§ REQUEST
Identify every line in the records below that contains the word "luyện", and copy each of those lines.

§ RECORDS FOR THIS TASK
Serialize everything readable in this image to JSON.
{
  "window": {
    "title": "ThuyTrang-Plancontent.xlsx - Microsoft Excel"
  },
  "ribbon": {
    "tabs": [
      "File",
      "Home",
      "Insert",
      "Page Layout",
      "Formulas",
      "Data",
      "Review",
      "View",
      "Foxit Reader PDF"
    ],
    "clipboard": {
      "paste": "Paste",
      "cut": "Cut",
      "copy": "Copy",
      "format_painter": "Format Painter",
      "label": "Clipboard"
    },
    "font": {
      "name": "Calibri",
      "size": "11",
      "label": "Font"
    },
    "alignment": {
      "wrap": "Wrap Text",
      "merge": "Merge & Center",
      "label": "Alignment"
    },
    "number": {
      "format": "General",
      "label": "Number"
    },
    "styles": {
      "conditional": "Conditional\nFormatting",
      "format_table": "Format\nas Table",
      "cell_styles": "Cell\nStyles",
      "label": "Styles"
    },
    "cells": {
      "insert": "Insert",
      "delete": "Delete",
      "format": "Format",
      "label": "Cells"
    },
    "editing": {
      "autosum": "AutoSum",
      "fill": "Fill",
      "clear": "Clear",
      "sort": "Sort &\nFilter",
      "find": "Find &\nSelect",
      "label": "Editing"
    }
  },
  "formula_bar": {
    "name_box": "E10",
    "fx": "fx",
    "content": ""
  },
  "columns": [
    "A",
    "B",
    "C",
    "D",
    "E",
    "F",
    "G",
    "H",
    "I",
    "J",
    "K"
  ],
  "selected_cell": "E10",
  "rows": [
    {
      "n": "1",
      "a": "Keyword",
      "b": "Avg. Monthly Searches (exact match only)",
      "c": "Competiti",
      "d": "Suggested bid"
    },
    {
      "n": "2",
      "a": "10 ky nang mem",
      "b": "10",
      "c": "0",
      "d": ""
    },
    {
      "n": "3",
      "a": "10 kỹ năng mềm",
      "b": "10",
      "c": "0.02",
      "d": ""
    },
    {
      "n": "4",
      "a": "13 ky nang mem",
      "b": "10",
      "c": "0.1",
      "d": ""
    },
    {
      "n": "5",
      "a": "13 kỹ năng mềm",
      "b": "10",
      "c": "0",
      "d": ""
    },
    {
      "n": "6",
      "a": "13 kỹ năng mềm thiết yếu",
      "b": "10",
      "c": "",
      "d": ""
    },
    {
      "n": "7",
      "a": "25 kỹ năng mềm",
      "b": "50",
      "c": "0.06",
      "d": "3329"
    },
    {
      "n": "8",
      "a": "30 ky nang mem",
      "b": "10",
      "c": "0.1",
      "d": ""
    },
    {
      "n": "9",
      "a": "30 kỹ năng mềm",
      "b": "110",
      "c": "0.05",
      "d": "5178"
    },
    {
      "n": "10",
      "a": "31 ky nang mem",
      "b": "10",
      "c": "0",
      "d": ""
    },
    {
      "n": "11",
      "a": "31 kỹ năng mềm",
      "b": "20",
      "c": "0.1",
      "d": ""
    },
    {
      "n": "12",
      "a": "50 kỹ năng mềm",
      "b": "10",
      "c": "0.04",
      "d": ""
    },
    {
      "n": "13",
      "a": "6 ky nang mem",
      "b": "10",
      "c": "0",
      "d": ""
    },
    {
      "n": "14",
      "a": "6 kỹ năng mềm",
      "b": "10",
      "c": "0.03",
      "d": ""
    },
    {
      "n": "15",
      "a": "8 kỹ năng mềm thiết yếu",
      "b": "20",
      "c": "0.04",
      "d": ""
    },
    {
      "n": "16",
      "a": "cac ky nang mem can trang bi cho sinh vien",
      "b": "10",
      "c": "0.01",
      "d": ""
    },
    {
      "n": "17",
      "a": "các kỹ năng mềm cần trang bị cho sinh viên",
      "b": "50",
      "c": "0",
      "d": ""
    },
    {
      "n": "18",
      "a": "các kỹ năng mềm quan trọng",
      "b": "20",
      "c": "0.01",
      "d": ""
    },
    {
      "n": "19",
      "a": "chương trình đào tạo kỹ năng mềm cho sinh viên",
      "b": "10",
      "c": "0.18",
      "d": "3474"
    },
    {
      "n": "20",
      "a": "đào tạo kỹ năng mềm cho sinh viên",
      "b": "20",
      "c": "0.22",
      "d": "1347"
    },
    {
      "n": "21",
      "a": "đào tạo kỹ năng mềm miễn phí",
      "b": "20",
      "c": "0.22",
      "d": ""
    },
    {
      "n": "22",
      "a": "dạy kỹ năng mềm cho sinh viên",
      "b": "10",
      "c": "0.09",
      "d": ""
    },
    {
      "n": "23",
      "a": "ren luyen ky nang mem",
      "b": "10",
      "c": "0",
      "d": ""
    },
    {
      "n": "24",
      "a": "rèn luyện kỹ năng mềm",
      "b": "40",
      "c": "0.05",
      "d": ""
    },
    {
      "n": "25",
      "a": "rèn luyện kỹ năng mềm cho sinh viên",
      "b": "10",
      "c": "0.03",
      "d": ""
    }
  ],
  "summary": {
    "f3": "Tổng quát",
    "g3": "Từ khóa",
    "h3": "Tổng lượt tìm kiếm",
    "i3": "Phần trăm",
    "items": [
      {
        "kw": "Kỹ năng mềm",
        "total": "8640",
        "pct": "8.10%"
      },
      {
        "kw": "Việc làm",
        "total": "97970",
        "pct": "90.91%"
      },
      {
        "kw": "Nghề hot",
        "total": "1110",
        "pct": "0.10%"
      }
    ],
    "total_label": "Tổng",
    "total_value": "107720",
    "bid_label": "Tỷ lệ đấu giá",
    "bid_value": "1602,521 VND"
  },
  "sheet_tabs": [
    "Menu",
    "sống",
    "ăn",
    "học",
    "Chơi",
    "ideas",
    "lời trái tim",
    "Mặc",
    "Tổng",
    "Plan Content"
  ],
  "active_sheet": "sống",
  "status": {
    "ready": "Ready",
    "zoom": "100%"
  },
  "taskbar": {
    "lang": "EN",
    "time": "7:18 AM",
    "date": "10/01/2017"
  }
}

§ THE OUTPUT
      "a": "rèn luyện kỹ năng mềm",
      "a": "rèn luyện kỹ năng mềm cho sinh viên",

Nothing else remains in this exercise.